── Dataset content ──
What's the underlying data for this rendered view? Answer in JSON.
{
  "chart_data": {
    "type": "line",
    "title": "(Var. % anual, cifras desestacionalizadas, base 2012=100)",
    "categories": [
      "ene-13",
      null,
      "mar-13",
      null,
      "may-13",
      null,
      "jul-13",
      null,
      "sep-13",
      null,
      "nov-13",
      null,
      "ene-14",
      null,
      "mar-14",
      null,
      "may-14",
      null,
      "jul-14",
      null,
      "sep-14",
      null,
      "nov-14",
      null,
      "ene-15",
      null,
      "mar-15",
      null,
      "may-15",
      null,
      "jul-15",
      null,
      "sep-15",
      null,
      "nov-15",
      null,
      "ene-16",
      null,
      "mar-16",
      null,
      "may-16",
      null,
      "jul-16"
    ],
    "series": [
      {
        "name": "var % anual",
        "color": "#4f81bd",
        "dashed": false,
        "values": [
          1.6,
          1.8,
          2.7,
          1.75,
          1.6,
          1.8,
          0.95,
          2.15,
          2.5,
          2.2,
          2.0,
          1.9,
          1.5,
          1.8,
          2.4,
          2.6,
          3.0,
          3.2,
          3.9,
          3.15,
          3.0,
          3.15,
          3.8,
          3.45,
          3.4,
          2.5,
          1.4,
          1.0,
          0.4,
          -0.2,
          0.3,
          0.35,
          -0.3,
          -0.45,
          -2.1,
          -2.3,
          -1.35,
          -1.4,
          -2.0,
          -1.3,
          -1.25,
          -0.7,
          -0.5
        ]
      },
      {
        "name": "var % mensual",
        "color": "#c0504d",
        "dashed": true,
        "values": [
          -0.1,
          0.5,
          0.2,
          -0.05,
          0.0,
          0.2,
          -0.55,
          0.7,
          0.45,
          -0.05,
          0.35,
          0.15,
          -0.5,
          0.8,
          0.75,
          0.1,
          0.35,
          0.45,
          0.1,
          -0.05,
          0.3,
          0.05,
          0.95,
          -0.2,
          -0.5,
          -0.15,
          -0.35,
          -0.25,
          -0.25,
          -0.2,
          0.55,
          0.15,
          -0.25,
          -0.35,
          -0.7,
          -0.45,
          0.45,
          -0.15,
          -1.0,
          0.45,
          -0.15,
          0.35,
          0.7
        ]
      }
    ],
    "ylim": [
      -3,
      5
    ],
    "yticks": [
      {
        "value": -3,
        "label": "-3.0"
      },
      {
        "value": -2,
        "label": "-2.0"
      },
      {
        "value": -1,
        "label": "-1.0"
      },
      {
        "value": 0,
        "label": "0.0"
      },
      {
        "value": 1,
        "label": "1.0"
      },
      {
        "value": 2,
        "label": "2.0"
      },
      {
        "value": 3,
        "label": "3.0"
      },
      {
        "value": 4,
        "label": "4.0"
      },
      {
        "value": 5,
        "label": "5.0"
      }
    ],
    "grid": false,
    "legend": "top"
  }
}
───
Stated goal ▸ Using the listing above, gather each line that holds the string "anual" and copy it.

The result ▸
    "title": "(Var. % anual, cifras desestacionalizadas, base 2012=100)",
        "name": "var % anual",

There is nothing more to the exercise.